[Item position entries]
-.-.-

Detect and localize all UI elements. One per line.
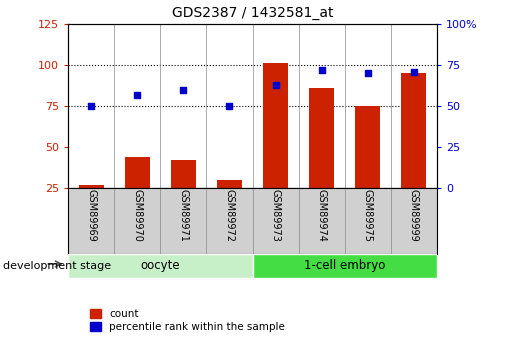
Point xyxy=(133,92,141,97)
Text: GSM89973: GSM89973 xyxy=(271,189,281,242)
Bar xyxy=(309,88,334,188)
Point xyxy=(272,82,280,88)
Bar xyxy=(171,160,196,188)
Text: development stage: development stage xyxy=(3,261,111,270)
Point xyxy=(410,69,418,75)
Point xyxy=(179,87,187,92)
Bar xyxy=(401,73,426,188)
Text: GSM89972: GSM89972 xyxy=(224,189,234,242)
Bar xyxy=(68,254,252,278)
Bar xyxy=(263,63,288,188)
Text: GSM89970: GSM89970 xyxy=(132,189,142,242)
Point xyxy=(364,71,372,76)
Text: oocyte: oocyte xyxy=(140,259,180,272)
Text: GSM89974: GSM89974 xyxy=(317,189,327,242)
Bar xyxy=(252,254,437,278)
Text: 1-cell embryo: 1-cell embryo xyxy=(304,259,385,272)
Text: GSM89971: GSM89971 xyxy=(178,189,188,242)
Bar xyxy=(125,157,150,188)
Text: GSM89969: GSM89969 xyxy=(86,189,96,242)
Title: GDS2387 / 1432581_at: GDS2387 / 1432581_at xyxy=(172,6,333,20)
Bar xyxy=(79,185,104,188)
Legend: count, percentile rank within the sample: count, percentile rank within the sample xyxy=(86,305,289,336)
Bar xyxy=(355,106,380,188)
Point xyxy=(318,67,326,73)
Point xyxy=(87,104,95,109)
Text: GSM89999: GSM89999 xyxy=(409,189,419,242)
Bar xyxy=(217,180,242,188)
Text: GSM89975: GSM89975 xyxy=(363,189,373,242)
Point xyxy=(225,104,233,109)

-.-.-

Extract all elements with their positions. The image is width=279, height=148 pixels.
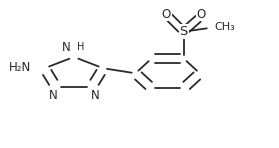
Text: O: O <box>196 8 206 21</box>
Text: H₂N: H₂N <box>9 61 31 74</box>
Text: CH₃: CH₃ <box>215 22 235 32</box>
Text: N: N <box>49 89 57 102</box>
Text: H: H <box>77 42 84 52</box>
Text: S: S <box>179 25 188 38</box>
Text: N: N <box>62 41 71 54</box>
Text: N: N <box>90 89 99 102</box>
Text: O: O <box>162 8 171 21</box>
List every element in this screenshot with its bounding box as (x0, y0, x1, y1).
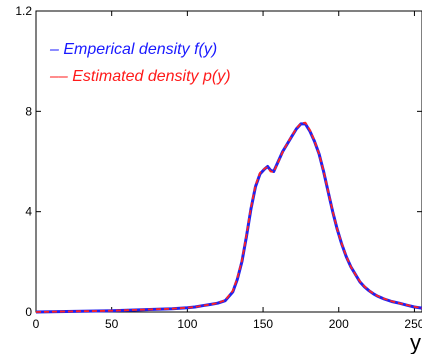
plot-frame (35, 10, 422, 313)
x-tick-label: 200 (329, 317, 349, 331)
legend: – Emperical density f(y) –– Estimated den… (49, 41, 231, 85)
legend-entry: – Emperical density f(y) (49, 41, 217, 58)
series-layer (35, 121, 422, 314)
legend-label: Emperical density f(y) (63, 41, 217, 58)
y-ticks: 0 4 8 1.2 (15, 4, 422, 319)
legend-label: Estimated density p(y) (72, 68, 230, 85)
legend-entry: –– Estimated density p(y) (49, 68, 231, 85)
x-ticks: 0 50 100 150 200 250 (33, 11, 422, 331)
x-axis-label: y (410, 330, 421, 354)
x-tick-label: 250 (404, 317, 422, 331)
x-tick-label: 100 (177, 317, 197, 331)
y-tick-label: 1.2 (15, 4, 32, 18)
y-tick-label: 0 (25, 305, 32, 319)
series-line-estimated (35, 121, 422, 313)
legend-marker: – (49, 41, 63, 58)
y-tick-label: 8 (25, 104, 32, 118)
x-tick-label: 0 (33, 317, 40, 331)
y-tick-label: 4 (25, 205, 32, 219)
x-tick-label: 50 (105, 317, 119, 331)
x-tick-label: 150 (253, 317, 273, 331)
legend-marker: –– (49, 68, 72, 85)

-.-.-

EXERCISE ▸
Please copy the data above word for word, starting at the line that contains "Point xyxy=(133,92,141,97)" and ending at the line that contains "Point xyxy=(225,104,233,109)".

THE COMPLETED TASK ▸
Point xyxy=(133,92,141,97)
Text: GSM89973: GSM89973 xyxy=(271,189,281,242)
Bar xyxy=(309,88,334,188)
Point xyxy=(272,82,280,88)
Bar xyxy=(171,160,196,188)
Text: development stage: development stage xyxy=(3,261,111,270)
Point xyxy=(410,69,418,75)
Point xyxy=(179,87,187,92)
Bar xyxy=(401,73,426,188)
Text: GSM89972: GSM89972 xyxy=(224,189,234,242)
Bar xyxy=(68,254,252,278)
Bar xyxy=(263,63,288,188)
Text: GSM89970: GSM89970 xyxy=(132,189,142,242)
Point xyxy=(364,71,372,76)
Text: oocyte: oocyte xyxy=(140,259,180,272)
Text: GSM89974: GSM89974 xyxy=(317,189,327,242)
Bar xyxy=(252,254,437,278)
Text: 1-cell embryo: 1-cell embryo xyxy=(304,259,385,272)
Text: GSM89971: GSM89971 xyxy=(178,189,188,242)
Bar xyxy=(125,157,150,188)
Text: GSM89969: GSM89969 xyxy=(86,189,96,242)
Title: GDS2387 / 1432581_at: GDS2387 / 1432581_at xyxy=(172,6,333,20)
Bar xyxy=(79,185,104,188)
Legend: count, percentile rank within the sample: count, percentile rank within the sample xyxy=(86,305,289,336)
Bar xyxy=(355,106,380,188)
Point xyxy=(318,67,326,73)
Point xyxy=(87,104,95,109)
Text: GSM89999: GSM89999 xyxy=(409,189,419,242)
Bar xyxy=(217,180,242,188)
Text: GSM89975: GSM89975 xyxy=(363,189,373,242)
Point xyxy=(225,104,233,109)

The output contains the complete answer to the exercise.